**WHAT TO DO:** Set down every entry again word for word, please, but skip the pictures.

Stored items:
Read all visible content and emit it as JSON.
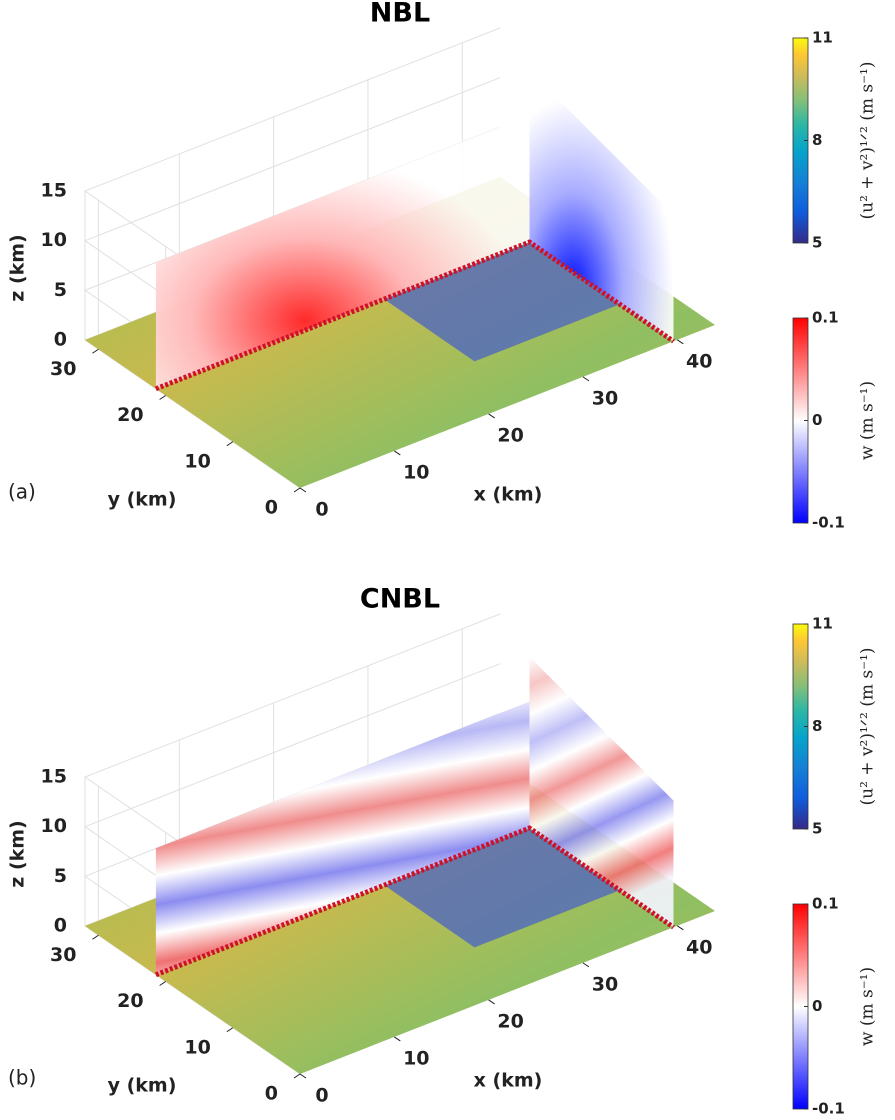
{
  "chart_data": [
    {
      "type": "surface3d",
      "title": "NBL",
      "panel_label": "(a)",
      "pattern": "lobes",
      "x_label": "x (km)",
      "y_label": "y (km)",
      "z_label": "z (km)",
      "xlim": [
        0,
        44
      ],
      "ylim": [
        0,
        32
      ],
      "zlim": [
        0,
        15
      ],
      "xticks": [
        0,
        10,
        20,
        30,
        40
      ],
      "yticks": [
        0,
        10,
        20,
        30
      ],
      "zticks": [
        0,
        5,
        10,
        15
      ],
      "colorbars": [
        {
          "label": "(u² + v²)¹ᐟ² (m s⁻¹)",
          "lim": [
            5,
            11
          ],
          "ticks": [
            5,
            8,
            11
          ],
          "colormap": "parula"
        },
        {
          "label": "w (m s⁻¹)",
          "lim": [
            -0.1,
            0.1
          ],
          "ticks": [
            -0.1,
            0,
            0.1
          ],
          "colormap": "bwr"
        }
      ]
    },
    {
      "type": "surface3d",
      "title": "CNBL",
      "panel_label": "(b)",
      "pattern": "waves",
      "x_label": "x (km)",
      "y_label": "y (km)",
      "z_label": "z (km)",
      "xlim": [
        0,
        44
      ],
      "ylim": [
        0,
        32
      ],
      "zlim": [
        0,
        15
      ],
      "xticks": [
        0,
        10,
        20,
        30,
        40
      ],
      "yticks": [
        0,
        10,
        20,
        30
      ],
      "zticks": [
        0,
        5,
        10,
        15
      ],
      "colorbars": [
        {
          "label": "(u² + v²)¹ᐟ² (m s⁻¹)",
          "lim": [
            5,
            11
          ],
          "ticks": [
            5,
            8,
            11
          ],
          "colormap": "parula"
        },
        {
          "label": "w (m s⁻¹)",
          "lim": [
            -0.1,
            0.1
          ],
          "ticks": [
            -0.1,
            0,
            0.1
          ],
          "colormap": "bwr"
        }
      ]
    }
  ]
}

**EXPECTED ANSWER:**
Read all visible content and emit it as JSON.
{
  "chart_data": [
    {
      "type": "surface3d",
      "title": "NBL",
      "panel_label": "(a)",
      "pattern": "lobes",
      "x_label": "x (km)",
      "y_label": "y (km)",
      "z_label": "z (km)",
      "xlim": [
        0,
        44
      ],
      "ylim": [
        0,
        32
      ],
      "zlim": [
        0,
        15
      ],
      "xticks": [
        0,
        10,
        20,
        30,
        40
      ],
      "yticks": [
        0,
        10,
        20,
        30
      ],
      "zticks": [
        0,
        5,
        10,
        15
      ],
      "colorbars": [
        {
          "label": "(u² + v²)¹ᐟ² (m s⁻¹)",
          "lim": [
            5,
            11
          ],
          "ticks": [
            5,
            8,
            11
          ],
          "colormap": "parula"
        },
        {
          "label": "w (m s⁻¹)",
          "lim": [
            -0.1,
            0.1
          ],
          "ticks": [
            -0.1,
            0,
            0.1
          ],
          "colormap": "bwr"
        }
      ]
    },
    {
      "type": "surface3d",
      "title": "CNBL",
      "panel_label": "(b)",
      "pattern": "waves",
      "x_label": "x (km)",
      "y_label": "y (km)",
      "z_label": "z (km)",
      "xlim": [
        0,
        44
      ],
      "ylim": [
        0,
        32
      ],
      "zlim": [
        0,
        15
      ],
      "xticks": [
        0,
        10,
        20,
        30,
        40
      ],
      "yticks": [
        0,
        10,
        20,
        30
      ],
      "zticks": [
        0,
        5,
        10,
        15
      ],
      "colorbars": [
        {
          "label": "(u² + v²)¹ᐟ² (m s⁻¹)",
          "lim": [
            5,
            11
          ],
          "ticks": [
            5,
            8,
            11
          ],
          "colormap": "parula"
        },
        {
          "label": "w (m s⁻¹)",
          "lim": [
            -0.1,
            0.1
          ],
          "ticks": [
            -0.1,
            0,
            0.1
          ],
          "colormap": "bwr"
        }
      ]
    }
  ]
}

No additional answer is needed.